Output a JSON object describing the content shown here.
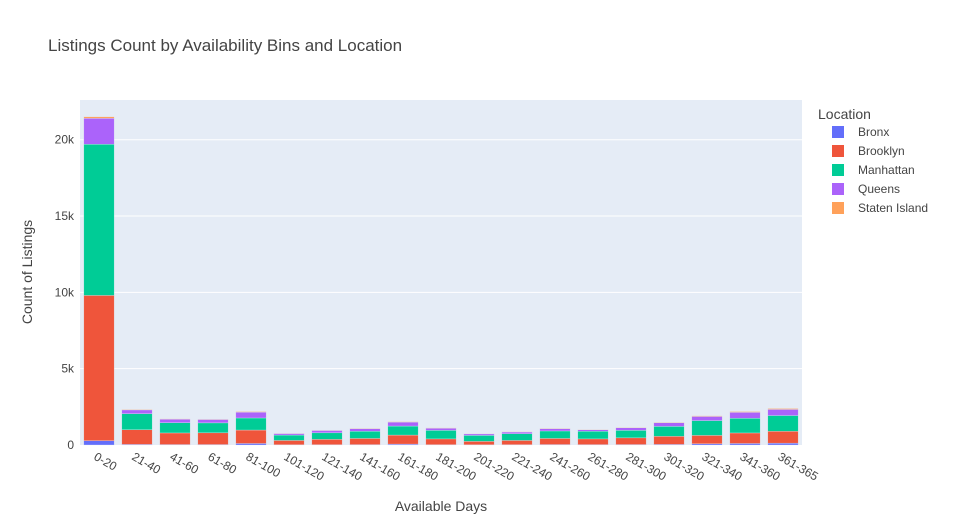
{
  "chart_data": {
    "type": "bar",
    "barmode": "stack",
    "title": "Listings Count by Availability Bins and Location",
    "xlabel": "Available Days",
    "ylabel": "Count of Listings",
    "ylim": [
      0,
      22600
    ],
    "yticks": [
      0,
      5000,
      10000,
      15000,
      20000
    ],
    "ytick_labels": [
      "0",
      "5k",
      "10k",
      "15k",
      "20k"
    ],
    "grid": true,
    "legend_title": "Location",
    "legend_placement": "right",
    "categories": [
      "0-20",
      "21-40",
      "41-60",
      "61-80",
      "81-100",
      "101-120",
      "121-140",
      "141-160",
      "161-180",
      "181-200",
      "201-220",
      "221-240",
      "241-260",
      "261-280",
      "281-300",
      "301-320",
      "321-340",
      "341-360",
      "361-365"
    ],
    "series": [
      {
        "name": "Bronx",
        "color": "#636efa",
        "values": [
          280,
          40,
          30,
          30,
          100,
          15,
          20,
          25,
          60,
          20,
          15,
          20,
          30,
          25,
          30,
          40,
          80,
          100,
          120
        ]
      },
      {
        "name": "Brooklyn",
        "color": "#ef553b",
        "values": [
          9520,
          960,
          760,
          770,
          880,
          285,
          350,
          405,
          590,
          380,
          225,
          280,
          400,
          375,
          440,
          530,
          550,
          690,
          780
        ]
      },
      {
        "name": "Manhattan",
        "color": "#00cc96",
        "values": [
          9900,
          1050,
          670,
          650,
          790,
          350,
          430,
          470,
          590,
          560,
          390,
          440,
          490,
          500,
          490,
          650,
          970,
          960,
          1030
        ]
      },
      {
        "name": "Queens",
        "color": "#ab63fa",
        "values": [
          1700,
          250,
          230,
          220,
          380,
          100,
          150,
          170,
          260,
          140,
          100,
          110,
          150,
          100,
          170,
          240,
          270,
          390,
          400
        ]
      },
      {
        "name": "Staten Island",
        "color": "#ffa15a",
        "values": [
          100,
          30,
          20,
          20,
          40,
          10,
          15,
          20,
          30,
          20,
          10,
          15,
          20,
          15,
          20,
          30,
          40,
          50,
          60
        ]
      }
    ]
  }
}
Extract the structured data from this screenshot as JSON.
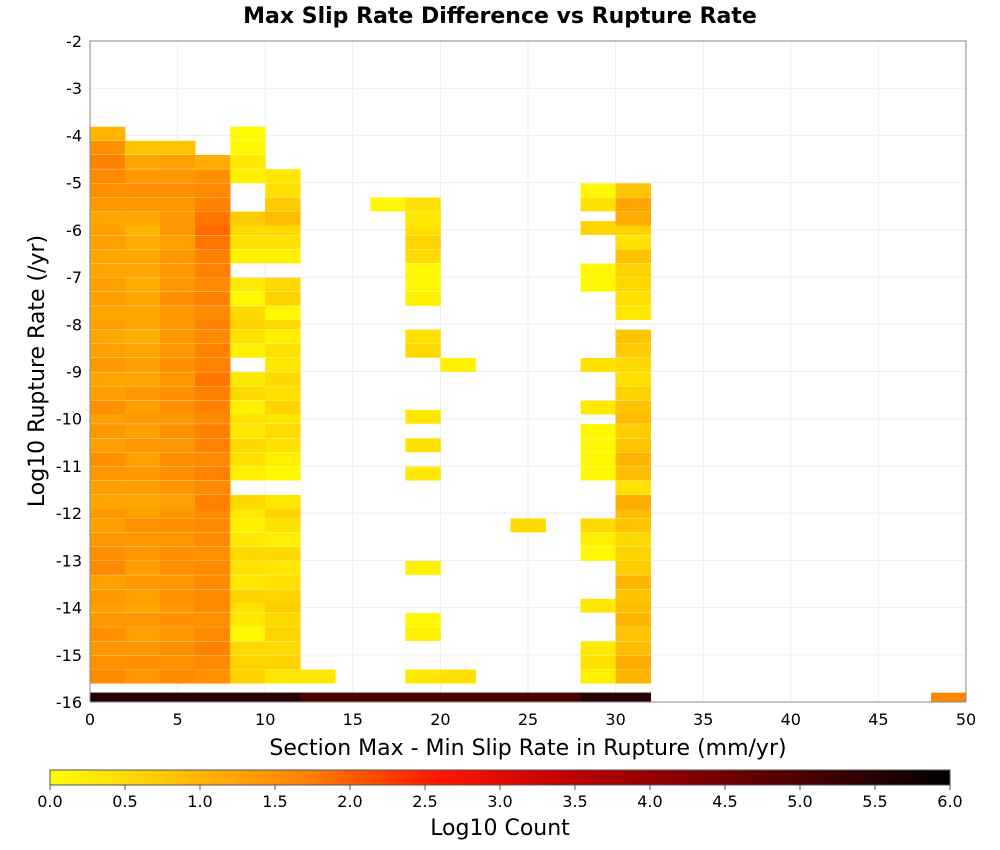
{
  "chart_data": {
    "type": "heatmap",
    "title": "Max Slip Rate Difference vs Rupture Rate",
    "xlabel": "Section Max - Min Slip Rate in Rupture (mm/yr)",
    "ylabel": "Log10 Rupture Rate (/yr)",
    "xlim": [
      0,
      50
    ],
    "ylim": [
      -16,
      -2
    ],
    "x_ticks": [
      "0",
      "5",
      "10",
      "15",
      "20",
      "25",
      "30",
      "35",
      "40",
      "45",
      "50"
    ],
    "y_ticks": [
      "-2",
      "-3",
      "-4",
      "-5",
      "-6",
      "-7",
      "-8",
      "-9",
      "-10",
      "-11",
      "-12",
      "-13",
      "-14",
      "-15",
      "-16"
    ],
    "x_bin_width": 2,
    "y_bin_height": 0.2857,
    "grid": true,
    "colorbar": {
      "label": "Log10 Count",
      "range": [
        0,
        6
      ],
      "ticks": [
        "0.0",
        "0.5",
        "1.0",
        "1.5",
        "2.0",
        "2.5",
        "3.0",
        "3.5",
        "4.0",
        "4.5",
        "5.0",
        "5.5",
        "6.0"
      ],
      "colors": [
        "#ffff00",
        "#ffc000",
        "#ff8000",
        "#ff1800",
        "#c00000",
        "#800000",
        "#400000",
        "#000000"
      ]
    },
    "columns": [
      {
        "x": 0,
        "ys": [
          -16,
          -15.6,
          -15.3,
          -15,
          -14.7,
          -14.4,
          -14.1,
          -13.9,
          -13.6,
          -13.3,
          -13,
          -12.7,
          -12.4,
          -12.1,
          -11.9,
          -11.6,
          -11.3,
          -11,
          -10.7,
          -10.4,
          -10.1,
          -9.9,
          -9.6,
          -9.3,
          -9,
          -8.7,
          -8.4,
          -8.1,
          -7.9,
          -7.6,
          -7.3,
          -7,
          -6.7,
          -6.4,
          -6.1,
          -5.9,
          -5.6,
          -5.3,
          -5,
          -4.7,
          -4.4,
          -4.1
        ],
        "values": [
          5.5,
          1.6,
          1.5,
          1.4,
          1.5,
          1.4,
          1.3,
          1.4,
          1.3,
          1.6,
          1.5,
          1.4,
          1.3,
          1.4,
          1.2,
          1.3,
          1.4,
          1.5,
          1.3,
          1.4,
          1.3,
          1.5,
          1.3,
          1.2,
          1.4,
          1.3,
          1.2,
          1.3,
          1.2,
          1.3,
          1.3,
          1.2,
          1.2,
          1.3,
          1.3,
          1.2,
          1.4,
          1.5,
          1.6,
          1.7,
          1.5,
          1.0
        ]
      },
      {
        "x": 2,
        "ys": [
          -16,
          -15.6,
          -15.3,
          -15,
          -14.7,
          -14.4,
          -14.1,
          -13.9,
          -13.6,
          -13.3,
          -13,
          -12.7,
          -12.4,
          -12.1,
          -11.9,
          -11.6,
          -11.3,
          -11,
          -10.7,
          -10.4,
          -10.1,
          -9.9,
          -9.6,
          -9.3,
          -9,
          -8.7,
          -8.4,
          -8.1,
          -7.9,
          -7.6,
          -7.3,
          -7,
          -6.7,
          -6.4,
          -6.1,
          -5.9,
          -5.6,
          -5.3,
          -5,
          -4.7,
          -4.4
        ],
        "values": [
          5.5,
          1.4,
          1.5,
          1.4,
          1.3,
          1.4,
          1.2,
          1.3,
          1.4,
          1.3,
          1.4,
          1.4,
          1.5,
          1.3,
          1.2,
          1.3,
          1.4,
          1.3,
          1.4,
          1.3,
          1.4,
          1.3,
          1.4,
          1.2,
          1.3,
          1.2,
          1.1,
          1.2,
          1.2,
          1.2,
          1.1,
          1.2,
          1.2,
          1.1,
          1.0,
          1.2,
          1.4,
          1.5,
          1.4,
          1.2,
          0.8
        ]
      },
      {
        "x": 4,
        "ys": [
          -16,
          -15.6,
          -15.3,
          -15,
          -14.7,
          -14.4,
          -14.1,
          -13.9,
          -13.6,
          -13.3,
          -13,
          -12.7,
          -12.4,
          -12.1,
          -11.9,
          -11.6,
          -11.3,
          -11,
          -10.7,
          -10.4,
          -10.1,
          -9.9,
          -9.6,
          -9.3,
          -9,
          -8.7,
          -8.4,
          -8.1,
          -7.9,
          -7.6,
          -7.3,
          -7,
          -6.7,
          -6.4,
          -6.1,
          -5.9,
          -5.6,
          -5.3,
          -5,
          -4.7,
          -4.4
        ],
        "values": [
          5.5,
          1.6,
          1.5,
          1.5,
          1.4,
          1.5,
          1.4,
          1.5,
          1.4,
          1.5,
          1.5,
          1.4,
          1.5,
          1.4,
          1.3,
          1.4,
          1.5,
          1.5,
          1.4,
          1.5,
          1.4,
          1.5,
          1.5,
          1.4,
          1.5,
          1.4,
          1.4,
          1.4,
          1.4,
          1.5,
          1.4,
          1.4,
          1.4,
          1.3,
          1.4,
          1.4,
          1.4,
          1.5,
          1.4,
          1.3,
          0.8
        ]
      },
      {
        "x": 6,
        "ys": [
          -16,
          -15.6,
          -15.3,
          -15,
          -14.7,
          -14.4,
          -14.1,
          -13.9,
          -13.6,
          -13.3,
          -13,
          -12.7,
          -12.4,
          -12.1,
          -11.9,
          -11.6,
          -11.3,
          -11,
          -10.7,
          -10.4,
          -10.1,
          -9.9,
          -9.6,
          -9.3,
          -9,
          -8.7,
          -8.4,
          -8.1,
          -7.9,
          -7.6,
          -7.3,
          -7,
          -6.7,
          -6.4,
          -6.1,
          -5.9,
          -5.6,
          -5.3,
          -5,
          -4.7
        ],
        "values": [
          5.5,
          1.5,
          1.6,
          1.7,
          1.6,
          1.5,
          1.6,
          1.6,
          1.6,
          1.6,
          1.5,
          1.6,
          1.6,
          1.6,
          1.7,
          1.6,
          1.7,
          1.6,
          1.7,
          1.7,
          1.6,
          1.7,
          1.7,
          1.8,
          1.7,
          1.7,
          1.6,
          1.7,
          1.6,
          1.7,
          1.6,
          1.7,
          1.7,
          1.8,
          1.9,
          1.8,
          1.7,
          1.6,
          1.5,
          1.1
        ]
      },
      {
        "x": 8,
        "ys": [
          -16,
          -15.6,
          -15.3,
          -15,
          -14.7,
          -14.4,
          -14.1,
          -13.9,
          -13.6,
          -13.3,
          -13,
          -12.7,
          -12.4,
          -12.1,
          -11.9,
          -11.3,
          -11,
          -10.7,
          -10.4,
          -10.1,
          -9.9,
          -9.6,
          -9.3,
          -8.7,
          -8.4,
          -8.1,
          -7.9,
          -7.6,
          -7.3,
          -6.7,
          -6.4,
          -6.1,
          -5.9,
          -5,
          -4.7,
          -4.4,
          -4.1
        ],
        "values": [
          5.5,
          0.6,
          0.6,
          0.5,
          0.1,
          0.3,
          0.4,
          0.6,
          0.3,
          0.4,
          0.5,
          0.3,
          0.2,
          0.3,
          0.5,
          0.2,
          0.4,
          0.5,
          0.3,
          0.4,
          0.2,
          0.5,
          0.3,
          0.2,
          0.4,
          0.6,
          0.5,
          0.1,
          0.3,
          0.2,
          0.4,
          0.5,
          0.7,
          0.2,
          0.3,
          0.1,
          0.05
        ]
      },
      {
        "x": 10,
        "ys": [
          -16,
          -15.6,
          -15.3,
          -15,
          -14.7,
          -14.4,
          -14.1,
          -13.9,
          -13.6,
          -13.3,
          -13,
          -12.7,
          -12.4,
          -12.1,
          -11.9,
          -11.3,
          -11,
          -10.7,
          -10.4,
          -10.1,
          -9.9,
          -9.6,
          -9.3,
          -9,
          -8.7,
          -8.4,
          -8.1,
          -7.9,
          -7.6,
          -7.3,
          -6.7,
          -6.4,
          -6.1,
          -5.9,
          -5.6,
          -5.3,
          -5
        ],
        "values": [
          5.5,
          0.3,
          0.6,
          0.5,
          0.6,
          0.5,
          0.7,
          0.6,
          0.4,
          0.3,
          0.5,
          0.2,
          0.4,
          0.6,
          0.3,
          0.1,
          0.2,
          0.4,
          0.5,
          0.3,
          0.6,
          0.4,
          0.5,
          0.3,
          0.4,
          0.2,
          0.5,
          0.1,
          0.6,
          0.5,
          0.2,
          0.4,
          0.5,
          0.9,
          0.7,
          0.4,
          0.3
        ]
      },
      {
        "x": 12,
        "ys": [
          -16,
          -15.6
        ],
        "values": [
          5.0,
          0.3
        ]
      },
      {
        "x": 14,
        "ys": [
          -16
        ],
        "values": [
          5.0
        ]
      },
      {
        "x": 16,
        "ys": [
          -16,
          -5.6
        ],
        "values": [
          5.0,
          0.1
        ]
      },
      {
        "x": 18,
        "ys": [
          -16,
          -15.6,
          -14.7,
          -14.4,
          -13.3,
          -11.3,
          -10.7,
          -10.1,
          -8.7,
          -8.4,
          -7.6,
          -7.3,
          -7,
          -6.7,
          -6.4,
          -6.1,
          -5.9,
          -5.6
        ],
        "values": [
          5.0,
          0.3,
          0.2,
          0.1,
          0.2,
          0.3,
          0.4,
          0.3,
          0.5,
          0.4,
          0.2,
          0.1,
          0.1,
          0.5,
          0.6,
          0.4,
          0.3,
          0.4
        ]
      },
      {
        "x": 20,
        "ys": [
          -16,
          -15.6,
          -9
        ],
        "values": [
          5.0,
          0.4,
          0.2
        ]
      },
      {
        "x": 22,
        "ys": [
          -16
        ],
        "values": [
          5.0
        ]
      },
      {
        "x": 24,
        "ys": [
          -16,
          -12.4
        ],
        "values": [
          5.0,
          0.5
        ]
      },
      {
        "x": 26,
        "ys": [
          -16
        ],
        "values": [
          5.0
        ]
      },
      {
        "x": 28,
        "ys": [
          -16,
          -15.6,
          -15.3,
          -15,
          -14.1,
          -13,
          -12.7,
          -12.4,
          -11.3,
          -11,
          -10.7,
          -10.4,
          -9.9,
          -9,
          -7.3,
          -7,
          -6.1,
          -5.6,
          -5.3
        ],
        "values": [
          5.5,
          0.2,
          0.4,
          0.3,
          0.3,
          0.1,
          0.2,
          0.5,
          0.1,
          0.1,
          0.1,
          0.1,
          0.3,
          0.4,
          0.1,
          0.1,
          0.6,
          0.4,
          0.1
        ]
      },
      {
        "x": 30,
        "ys": [
          -16,
          -15.6,
          -15.3,
          -15,
          -14.7,
          -14.4,
          -14.1,
          -13.9,
          -13.6,
          -13.3,
          -13,
          -12.7,
          -12.4,
          -12.1,
          -11.9,
          -11.6,
          -11.3,
          -11,
          -10.7,
          -10.4,
          -10.1,
          -9.9,
          -9.6,
          -9.3,
          -9,
          -8.7,
          -8.4,
          -7.9,
          -7.6,
          -7.3,
          -7,
          -6.7,
          -6.4,
          -6.1,
          -5.9,
          -5.6,
          -5.3
        ],
        "values": [
          5.5,
          1.0,
          1.1,
          0.9,
          0.8,
          1.0,
          0.9,
          0.8,
          1.0,
          0.7,
          0.6,
          0.5,
          0.8,
          0.9,
          1.1,
          0.4,
          0.9,
          1.0,
          0.8,
          0.7,
          0.9,
          0.8,
          0.6,
          0.4,
          0.5,
          0.7,
          0.8,
          0.3,
          0.4,
          0.5,
          0.6,
          0.8,
          0.4,
          0.6,
          1.1,
          1.2,
          0.8
        ]
      },
      {
        "x": 48,
        "ys": [
          -16
        ],
        "values": [
          1.6
        ]
      }
    ]
  }
}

> Your task:
Report each line in the data that holds the word "JSON".

> Exercise response:
Output a JSON object describing the content shown here.
Extract the structured data from this screenshot as JSON.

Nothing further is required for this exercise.